The request » Set down each record below precisely, skipping the pictures.

Task data »
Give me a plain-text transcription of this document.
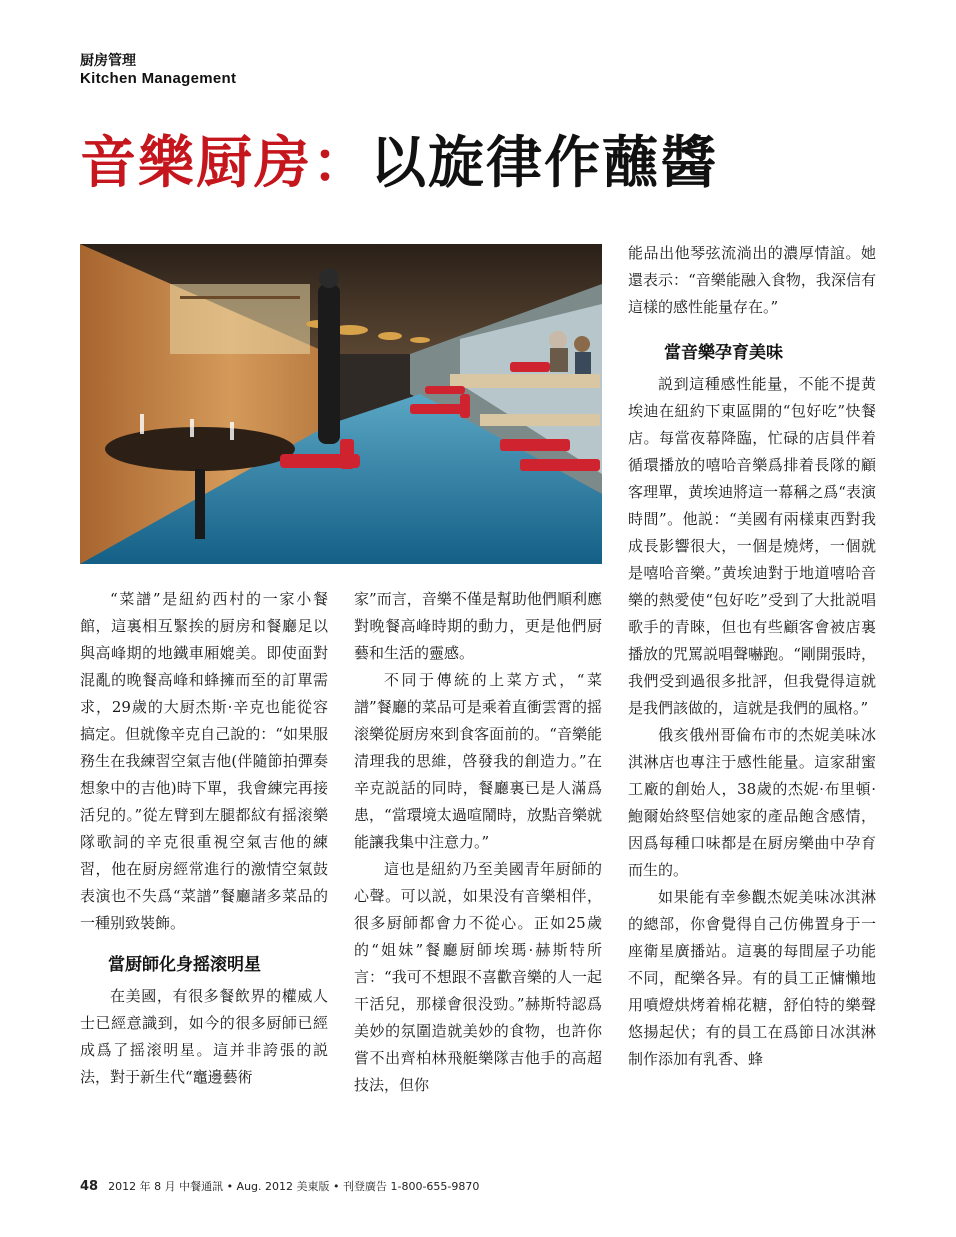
厨房管理
Kitchen Management
音樂厨房：以旋律作蘸醬

“菜譜”是紐約西村的一家小餐館，這裏相互緊挨的厨房和餐廳足以與高峰期的地鐵車厢媲美。即使面對混亂的晚餐高峰和蜂擁而至的訂單需求，29歲的大厨杰斯·辛克也能從容搞定。但就像辛克自己說的：“如果服務生在我練習空氣吉他(伴隨節拍彈奏想象中的吉他)時下單，我會練完再接活兒的。”從左臂到左腿都紋有摇滚樂隊歌詞的辛克很重視空氣吉他的練習，他在厨房經常進行的激情空氣鼓表演也不失爲“菜譜”餐廳諸多菜品的一種别致裝飾。

當厨師化身摇滚明星

在美國，有很多餐飲界的權威人士已經意識到，如今的很多厨師已經成爲了摇滚明星。這并非誇張的説法，對于新生代“竈邊藝術

家”而言，音樂不僅是幫助他們順利應對晚餐高峰時期的動力，更是他們厨藝和生活的靈感。

不同于傳統的上菜方式，“菜譜”餐廳的菜品可是乘着直衝雲霄的摇滚樂從厨房來到食客面前的。“音樂能清理我的思維，啓發我的創造力。”在辛克説話的同時，餐廳裏已是人滿爲患，“當環境太過喧鬧時，放點音樂就能讓我集中注意力。”

這也是紐約乃至美國青年厨師的心聲。可以説，如果没有音樂相伴，很多厨師都會力不從心。正如25歲的“姐妹”餐廳厨師埃瑪·赫斯特所言：“我可不想跟不喜歡音樂的人一起干活兒，那樣會很没勁。”赫斯特認爲美妙的氛圍造就美妙的食物，也許你嘗不出齊柏林飛艇樂隊吉他手的高超技法，但你

能品出他琴弦流淌出的濃厚情誼。她還表示：“音樂能融入食物，我深信有這樣的感性能量存在。”

當音樂孕育美味

説到這種感性能量，不能不提黄埃迪在紐約下東區開的“包好吃”快餐店。每當夜幕降臨，忙碌的店員伴着循環播放的嘻哈音樂爲排着長隊的顧客理單，黄埃迪將這一幕稱之爲“表演時間”。他説：“美國有兩樣東西對我成長影響很大，一個是燒烤，一個就是嘻哈音樂。”黄埃迪對于地道嘻哈音樂的熱愛使“包好吃”受到了大批説唱歌手的青睞，但也有些顧客會被店裏播放的咒罵説唱聲嚇跑。“剛開張時，我們受到過很多批評，但我覺得這就是我們該做的，這就是我們的風格。”

俄亥俄州哥倫布市的杰妮美味冰淇淋店也專注于感性能量。這家甜蜜工廠的創始人，38歲的杰妮·布里頓·鮑爾始終堅信她家的產品飽含感情，因爲每種口味都是在厨房樂曲中孕育而生的。

如果能有幸參觀杰妮美味冰淇淋的總部，你會覺得自己仿佛置身于一座衛星廣播站。這裏的每間屋子功能不同，配樂各异。有的員工正慵懶地用噴燈烘烤着棉花糖，舒伯特的樂聲悠揚起伏；有的員工在爲節日冰淇淋制作添加有乳香、蜂

48 2012 年 8 月 中餐通訊 • Aug. 2012 美東版 • 刊登廣告 1-800-655-9870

Correct output »
Give me a plain-text transcription of this document.
厨房管理
Kitchen Management
音樂厨房：以旋律作蘸醬

“菜譜”是紐約西村的一家小餐館，這裏相互緊挨的厨房和餐廳足以與高峰期的地鐵車厢媲美。即使面對混亂的晚餐高峰和蜂擁而至的訂單需求，29歲的大厨杰斯·辛克也能從容搞定。但就像辛克自己說的：“如果服務生在我練習空氣吉他(伴隨節拍彈奏想象中的吉他)時下單，我會練完再接活兒的。”從左臂到左腿都紋有摇滚樂隊歌詞的辛克很重視空氣吉他的練習，他在厨房經常進行的激情空氣鼓表演也不失爲“菜譜”餐廳諸多菜品的一種别致裝飾。

當厨師化身摇滚明星

在美國，有很多餐飲界的權威人士已經意識到，如今的很多厨師已經成爲了摇滚明星。這并非誇張的説法，對于新生代“竈邊藝術

家”而言，音樂不僅是幫助他們順利應對晚餐高峰時期的動力，更是他們厨藝和生活的靈感。

不同于傳統的上菜方式，“菜譜”餐廳的菜品可是乘着直衝雲霄的摇滚樂從厨房來到食客面前的。“音樂能清理我的思維，啓發我的創造力。”在辛克説話的同時，餐廳裏已是人滿爲患，“當環境太過喧鬧時，放點音樂就能讓我集中注意力。”

這也是紐約乃至美國青年厨師的心聲。可以説，如果没有音樂相伴，很多厨師都會力不從心。正如25歲的“姐妹”餐廳厨師埃瑪·赫斯特所言：“我可不想跟不喜歡音樂的人一起干活兒，那樣會很没勁。”赫斯特認爲美妙的氛圍造就美妙的食物，也許你嘗不出齊柏林飛艇樂隊吉他手的高超技法，但你

能品出他琴弦流淌出的濃厚情誼。她還表示：“音樂能融入食物，我深信有這樣的感性能量存在。”

當音樂孕育美味

説到這種感性能量，不能不提黄埃迪在紐約下東區開的“包好吃”快餐店。每當夜幕降臨，忙碌的店員伴着循環播放的嘻哈音樂爲排着長隊的顧客理單，黄埃迪將這一幕稱之爲“表演時間”。他説：“美國有兩樣東西對我成長影響很大，一個是燒烤，一個就是嘻哈音樂。”黄埃迪對于地道嘻哈音樂的熱愛使“包好吃”受到了大批説唱歌手的青睞，但也有些顧客會被店裏播放的咒罵説唱聲嚇跑。“剛開張時，我們受到過很多批評，但我覺得這就是我們該做的，這就是我們的風格。”

俄亥俄州哥倫布市的杰妮美味冰淇淋店也專注于感性能量。這家甜蜜工廠的創始人，38歲的杰妮·布里頓·鮑爾始終堅信她家的產品飽含感情，因爲每種口味都是在厨房樂曲中孕育而生的。

如果能有幸參觀杰妮美味冰淇淋的總部，你會覺得自己仿佛置身于一座衛星廣播站。這裏的每間屋子功能不同，配樂各异。有的員工正慵懶地用噴燈烘烤着棉花糖，舒伯特的樂聲悠揚起伏；有的員工在爲節日冰淇淋制作添加有乳香、蜂

48 2012 年 8 月 中餐通訊 • Aug. 2012 美東版 • 刊登廣告 1-800-655-9870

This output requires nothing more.